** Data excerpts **
'''
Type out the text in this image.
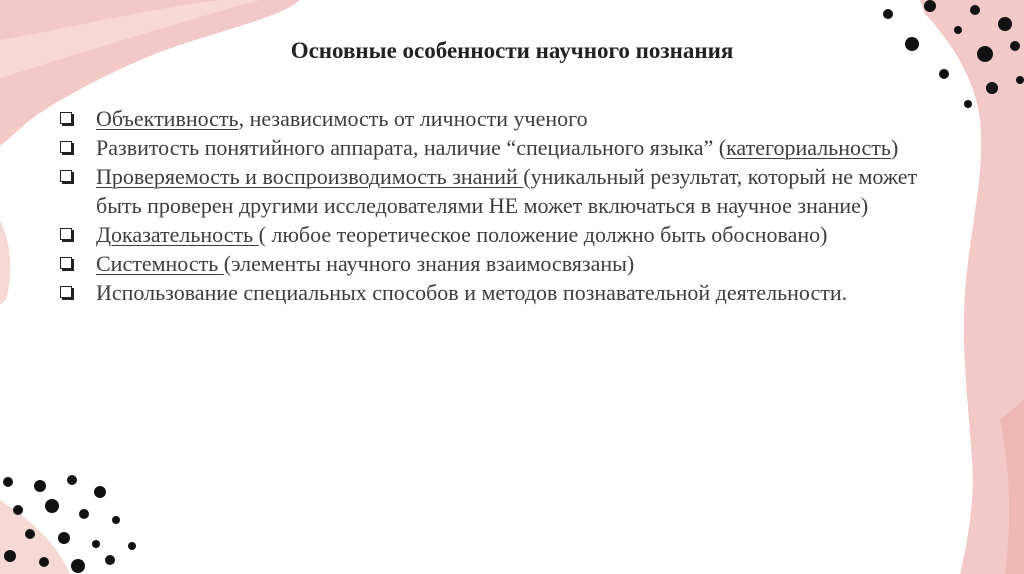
Основные особенности научного познания
Объективность, независимость от личности ученого
Развитость понятийного аппарата, наличие “специального языка” (категориальность)
Проверяемость и воспроизводимость знаний (уникальный результат, который не может быть проверен другими исследователями НЕ может включаться в научное знание)
Доказательность ( любое теоретическое положение должно быть обосновано)
Системность (элементы научного знания взаимосвязаны)
Использование специальных способов и методов познавательной деятельности.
'''
** Work to do **
Omit the pictures, then output the rest of the listing exactly.

** Completed task **
Type out the text in this image.
Основные особенности научного познания
Объективность, независимость от личности ученого
Развитость понятийного аппарата, наличие “специального языка” (категориальность)
Проверяемость и воспроизводимость знаний (уникальный результат, который не может быть проверен другими исследователями НЕ может включаться в научное знание)
Доказательность ( любое теоретическое положение должно быть обосновано)
Системность (элементы научного знания взаимосвязаны)
Использование специальных способов и методов познавательной деятельности.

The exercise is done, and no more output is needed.